PAGE EXTRACT:
::::::::

The requisites and validity of a transfer of stock in a corporation are governed by the law of the state where the corporation is created. George H. Hammond Co. v. Hastings, 134 U.S. 401, 10 S.Ct., 727,33 L.Ed., 960; Masury v. Arkansas Nat. Bank, C.C., 87 F., 381, and 18 C.J.S., Corporations, 940, § 399.

The present case therefore is controlled by the law of the State of North Carolina.

The law of another state is a question of fact to be pleaded and proven. Bethea v. Allen, 95 S.C. 479,79 S.E., 639; Frasier v. Railway, 73 S.C. 140,52 S.E., 964, and 1932 Code, Sec. 716.

The Court cannot consider statutes or decisions of another state not introduced in evidence. Free v.Railway, 78 S.C. 57, 58 S.E., 952, and ColumbiaWeighing Machine Co. v. Rhem, 164 S.C. 376,162 S.E., 427.

Two statutes, three decisions of the State Court, and two Federal decisions were introduced in evidence as proving the law of the State of North Carolina in this case. And to the extent, of course, that there is no proof of the North Carolina law, the common law of this State will be applied. Crosby v. Railway, 81 S.C. 24,61 S.E., 1064.

::::::::

Element location data:
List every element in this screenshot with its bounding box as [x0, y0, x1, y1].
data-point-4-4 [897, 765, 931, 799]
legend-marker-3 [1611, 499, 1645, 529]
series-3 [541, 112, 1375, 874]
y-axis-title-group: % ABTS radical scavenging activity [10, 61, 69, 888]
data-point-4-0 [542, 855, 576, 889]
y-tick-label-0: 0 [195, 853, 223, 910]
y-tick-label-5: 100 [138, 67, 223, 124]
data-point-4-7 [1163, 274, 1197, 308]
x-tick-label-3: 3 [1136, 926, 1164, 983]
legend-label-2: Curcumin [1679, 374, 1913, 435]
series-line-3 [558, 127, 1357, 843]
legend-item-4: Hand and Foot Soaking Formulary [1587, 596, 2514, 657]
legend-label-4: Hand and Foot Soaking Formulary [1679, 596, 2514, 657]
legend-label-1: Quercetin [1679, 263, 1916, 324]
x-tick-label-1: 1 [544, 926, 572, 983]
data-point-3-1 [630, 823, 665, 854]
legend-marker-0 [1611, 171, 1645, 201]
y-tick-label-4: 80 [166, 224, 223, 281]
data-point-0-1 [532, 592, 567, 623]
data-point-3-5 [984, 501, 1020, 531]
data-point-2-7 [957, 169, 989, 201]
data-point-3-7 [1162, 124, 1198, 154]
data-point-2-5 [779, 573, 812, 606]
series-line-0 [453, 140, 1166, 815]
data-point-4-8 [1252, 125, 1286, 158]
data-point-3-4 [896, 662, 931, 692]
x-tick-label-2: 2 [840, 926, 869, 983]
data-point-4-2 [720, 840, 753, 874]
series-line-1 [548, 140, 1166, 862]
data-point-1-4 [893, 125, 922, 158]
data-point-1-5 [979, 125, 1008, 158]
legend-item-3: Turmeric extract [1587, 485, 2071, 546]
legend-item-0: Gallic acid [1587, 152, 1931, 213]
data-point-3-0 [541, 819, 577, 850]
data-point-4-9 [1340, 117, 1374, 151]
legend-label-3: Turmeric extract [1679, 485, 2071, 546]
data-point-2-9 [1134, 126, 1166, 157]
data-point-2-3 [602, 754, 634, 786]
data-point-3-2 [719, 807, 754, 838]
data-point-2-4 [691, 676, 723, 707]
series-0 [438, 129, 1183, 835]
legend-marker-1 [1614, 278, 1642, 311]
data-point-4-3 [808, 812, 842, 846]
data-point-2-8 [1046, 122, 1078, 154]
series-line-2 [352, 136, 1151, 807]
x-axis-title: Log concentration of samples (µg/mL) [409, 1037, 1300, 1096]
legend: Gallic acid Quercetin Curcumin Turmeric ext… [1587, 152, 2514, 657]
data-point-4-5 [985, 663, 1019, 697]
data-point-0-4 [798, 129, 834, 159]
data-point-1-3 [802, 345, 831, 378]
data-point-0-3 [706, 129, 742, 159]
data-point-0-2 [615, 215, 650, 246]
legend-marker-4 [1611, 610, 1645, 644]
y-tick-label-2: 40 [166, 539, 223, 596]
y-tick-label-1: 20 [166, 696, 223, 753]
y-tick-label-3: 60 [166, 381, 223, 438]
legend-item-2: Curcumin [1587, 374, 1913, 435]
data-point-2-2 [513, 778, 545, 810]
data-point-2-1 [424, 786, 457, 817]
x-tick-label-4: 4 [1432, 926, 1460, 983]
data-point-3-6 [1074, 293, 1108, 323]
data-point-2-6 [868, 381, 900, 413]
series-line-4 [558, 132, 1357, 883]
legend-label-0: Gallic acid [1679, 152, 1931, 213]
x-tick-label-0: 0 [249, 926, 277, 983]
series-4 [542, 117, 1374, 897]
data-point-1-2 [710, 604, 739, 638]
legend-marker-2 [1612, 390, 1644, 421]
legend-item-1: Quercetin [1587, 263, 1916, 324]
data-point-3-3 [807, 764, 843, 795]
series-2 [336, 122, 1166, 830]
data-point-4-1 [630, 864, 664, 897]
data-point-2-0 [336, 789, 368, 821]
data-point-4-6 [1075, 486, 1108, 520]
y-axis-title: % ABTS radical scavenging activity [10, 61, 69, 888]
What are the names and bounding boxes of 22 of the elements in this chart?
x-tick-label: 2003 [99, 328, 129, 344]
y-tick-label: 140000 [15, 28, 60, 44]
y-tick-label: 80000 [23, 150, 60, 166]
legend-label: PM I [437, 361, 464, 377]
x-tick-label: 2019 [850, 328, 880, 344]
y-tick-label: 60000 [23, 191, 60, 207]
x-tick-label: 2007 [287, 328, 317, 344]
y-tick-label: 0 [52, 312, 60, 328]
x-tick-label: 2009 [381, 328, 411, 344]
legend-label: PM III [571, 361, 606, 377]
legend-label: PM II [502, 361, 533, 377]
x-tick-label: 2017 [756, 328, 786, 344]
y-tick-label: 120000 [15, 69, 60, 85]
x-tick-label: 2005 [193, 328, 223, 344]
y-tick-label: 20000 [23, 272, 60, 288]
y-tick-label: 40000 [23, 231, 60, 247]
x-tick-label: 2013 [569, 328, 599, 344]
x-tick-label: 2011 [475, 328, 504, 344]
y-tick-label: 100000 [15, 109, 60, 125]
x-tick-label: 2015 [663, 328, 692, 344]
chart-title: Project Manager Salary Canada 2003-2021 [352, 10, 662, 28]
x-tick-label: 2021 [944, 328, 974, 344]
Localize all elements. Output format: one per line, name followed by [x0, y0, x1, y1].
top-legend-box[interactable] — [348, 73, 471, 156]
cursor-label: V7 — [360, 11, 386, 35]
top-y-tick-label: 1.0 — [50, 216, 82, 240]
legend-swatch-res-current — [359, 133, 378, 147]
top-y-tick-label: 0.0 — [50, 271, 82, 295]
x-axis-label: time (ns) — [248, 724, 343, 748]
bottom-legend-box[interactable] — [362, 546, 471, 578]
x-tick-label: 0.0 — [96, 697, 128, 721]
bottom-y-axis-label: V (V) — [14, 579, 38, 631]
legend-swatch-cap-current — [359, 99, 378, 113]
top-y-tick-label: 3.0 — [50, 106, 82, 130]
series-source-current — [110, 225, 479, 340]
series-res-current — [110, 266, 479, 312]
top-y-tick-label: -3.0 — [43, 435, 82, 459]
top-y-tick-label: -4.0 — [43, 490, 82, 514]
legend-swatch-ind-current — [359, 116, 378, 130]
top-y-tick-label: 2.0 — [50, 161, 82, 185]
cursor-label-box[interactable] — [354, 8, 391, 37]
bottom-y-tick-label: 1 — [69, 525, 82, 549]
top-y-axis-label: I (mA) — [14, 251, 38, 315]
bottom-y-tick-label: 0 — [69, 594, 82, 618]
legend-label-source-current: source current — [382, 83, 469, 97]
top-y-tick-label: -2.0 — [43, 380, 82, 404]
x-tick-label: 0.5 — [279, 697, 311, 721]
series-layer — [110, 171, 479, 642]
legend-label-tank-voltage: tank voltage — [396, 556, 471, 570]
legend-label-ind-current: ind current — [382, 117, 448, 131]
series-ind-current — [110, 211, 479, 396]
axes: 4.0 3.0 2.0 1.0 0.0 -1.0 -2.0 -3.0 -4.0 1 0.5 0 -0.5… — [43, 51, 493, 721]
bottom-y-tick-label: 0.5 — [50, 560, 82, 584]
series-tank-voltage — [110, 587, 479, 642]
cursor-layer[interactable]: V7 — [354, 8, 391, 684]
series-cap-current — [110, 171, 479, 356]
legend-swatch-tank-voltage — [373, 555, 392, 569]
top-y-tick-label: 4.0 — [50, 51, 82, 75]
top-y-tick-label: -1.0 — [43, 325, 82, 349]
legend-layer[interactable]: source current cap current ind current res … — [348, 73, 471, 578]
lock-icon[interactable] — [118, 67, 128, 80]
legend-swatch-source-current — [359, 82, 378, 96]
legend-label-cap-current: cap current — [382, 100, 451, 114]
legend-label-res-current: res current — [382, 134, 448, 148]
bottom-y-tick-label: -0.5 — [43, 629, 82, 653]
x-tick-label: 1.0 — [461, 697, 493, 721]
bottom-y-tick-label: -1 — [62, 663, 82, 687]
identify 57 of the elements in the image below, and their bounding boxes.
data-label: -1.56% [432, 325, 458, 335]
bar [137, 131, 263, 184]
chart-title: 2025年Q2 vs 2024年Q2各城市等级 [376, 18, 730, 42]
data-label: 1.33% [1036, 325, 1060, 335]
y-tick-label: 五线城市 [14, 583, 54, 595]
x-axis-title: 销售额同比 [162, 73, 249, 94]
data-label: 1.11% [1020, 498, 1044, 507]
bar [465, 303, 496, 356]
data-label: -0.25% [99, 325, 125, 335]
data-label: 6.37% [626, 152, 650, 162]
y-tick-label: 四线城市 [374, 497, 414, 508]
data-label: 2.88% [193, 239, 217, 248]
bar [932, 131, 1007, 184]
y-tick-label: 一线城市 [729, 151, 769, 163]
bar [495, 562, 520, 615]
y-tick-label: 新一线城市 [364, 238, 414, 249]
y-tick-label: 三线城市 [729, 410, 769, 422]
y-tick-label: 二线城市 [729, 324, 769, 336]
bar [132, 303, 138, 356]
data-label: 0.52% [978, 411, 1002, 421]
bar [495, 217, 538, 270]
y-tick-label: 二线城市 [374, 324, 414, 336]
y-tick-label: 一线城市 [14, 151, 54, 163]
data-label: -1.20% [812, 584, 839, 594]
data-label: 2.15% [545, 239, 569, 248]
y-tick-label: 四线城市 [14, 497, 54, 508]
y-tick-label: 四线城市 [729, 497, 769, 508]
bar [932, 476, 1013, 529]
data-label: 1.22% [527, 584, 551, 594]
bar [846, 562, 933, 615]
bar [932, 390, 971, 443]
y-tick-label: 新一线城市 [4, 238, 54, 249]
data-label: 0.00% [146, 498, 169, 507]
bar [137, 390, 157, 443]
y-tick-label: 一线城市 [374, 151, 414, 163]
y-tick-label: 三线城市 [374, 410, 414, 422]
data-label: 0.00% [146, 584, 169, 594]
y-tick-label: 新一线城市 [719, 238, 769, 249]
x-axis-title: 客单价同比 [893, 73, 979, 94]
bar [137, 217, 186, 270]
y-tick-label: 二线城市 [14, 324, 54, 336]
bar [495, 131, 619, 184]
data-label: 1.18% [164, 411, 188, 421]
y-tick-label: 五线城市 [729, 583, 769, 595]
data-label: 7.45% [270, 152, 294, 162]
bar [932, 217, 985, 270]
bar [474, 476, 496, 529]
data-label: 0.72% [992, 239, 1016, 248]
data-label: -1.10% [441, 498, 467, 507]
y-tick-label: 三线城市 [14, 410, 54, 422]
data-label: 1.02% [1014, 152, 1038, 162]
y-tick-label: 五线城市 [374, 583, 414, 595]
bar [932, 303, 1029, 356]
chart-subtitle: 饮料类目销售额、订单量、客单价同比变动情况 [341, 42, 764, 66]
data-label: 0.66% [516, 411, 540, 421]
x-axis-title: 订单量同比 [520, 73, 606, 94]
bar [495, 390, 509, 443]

::::::::

SET TASKS:
1. Answer these questions about the stock transfer opinion:
(a) Under the opinion, which state's law governs the requisites and validity of a transfer of corporate stock?
(b) How does the opinion classify the law of another state?
(c) What law will be applied to the extent that North Carolina law is not proven?
2. Which case names does the stock transfer opinion cite? List every one.
3. Could you carry the stock transfer opinion forward from its final sentence?

ANSWERS FOR THE EXERCISE:
1.
(a) The law of the state where the corporation is created.
(b) As a question of fact to be pleaded and proven.
(c) The common law of this State.

2.
- George H. Hammond Co. v. Hastings
- Masury v. Arkansas Nat. Bank
- Bethea v. Allen
- Frasier v. Railway
- Free v. Railway
- Columbia Weighing Machine Co. v. Rhem
- Crosby v. Railway

3.
The North Carolina statutes in evidence, Sections 1164 and 1170 of the North Carolina Code of 1935, are as follows:

"§ 1164. Transfer of shares. — The shares of stock in a corporation are personal property, and are transferable on the books of the corporation in the manner and under the regulations provided by the by-laws. Whenever a transfer *494 is made for collateral security, and not absolutely, it shall be so expressed in the entry of the transfer."

"§ 1170. Every corporation shall keep at its principal and registered office in this State the transfer books, in which the transfer of stock shall be registered, and the stock books, which shall contain the names and addresses of the stockholders, and the number of shares held by them respectively, and shall at all times during the usual hours for business be open to the examination of every stockholder. These books shall be the only evidence as to who are the stockholders entitled to examine them, and to vote at elections. In case the right to vote upon any share of stock is questioned, the stock books of the corporation shall be referred to, to ascertain who are the stockholders, and in case of a discrepancy between the books, the transfer book shall control and determine who are entitled to vote."

The decisions of the Supreme Court of North Carolina introduced in evidence are: Havens v. Bank of Tarboro,132 N.C. 214, 43 S.E., 639, 95 Am. St. Rep., 627; Coxv. Dowd, 133 N.C. 537, 45 S.E., 846, and Bleakley v.Candler, 169 N.C. 16, 84 S.E., 1039, Ann. Cas., 1917-A, 425.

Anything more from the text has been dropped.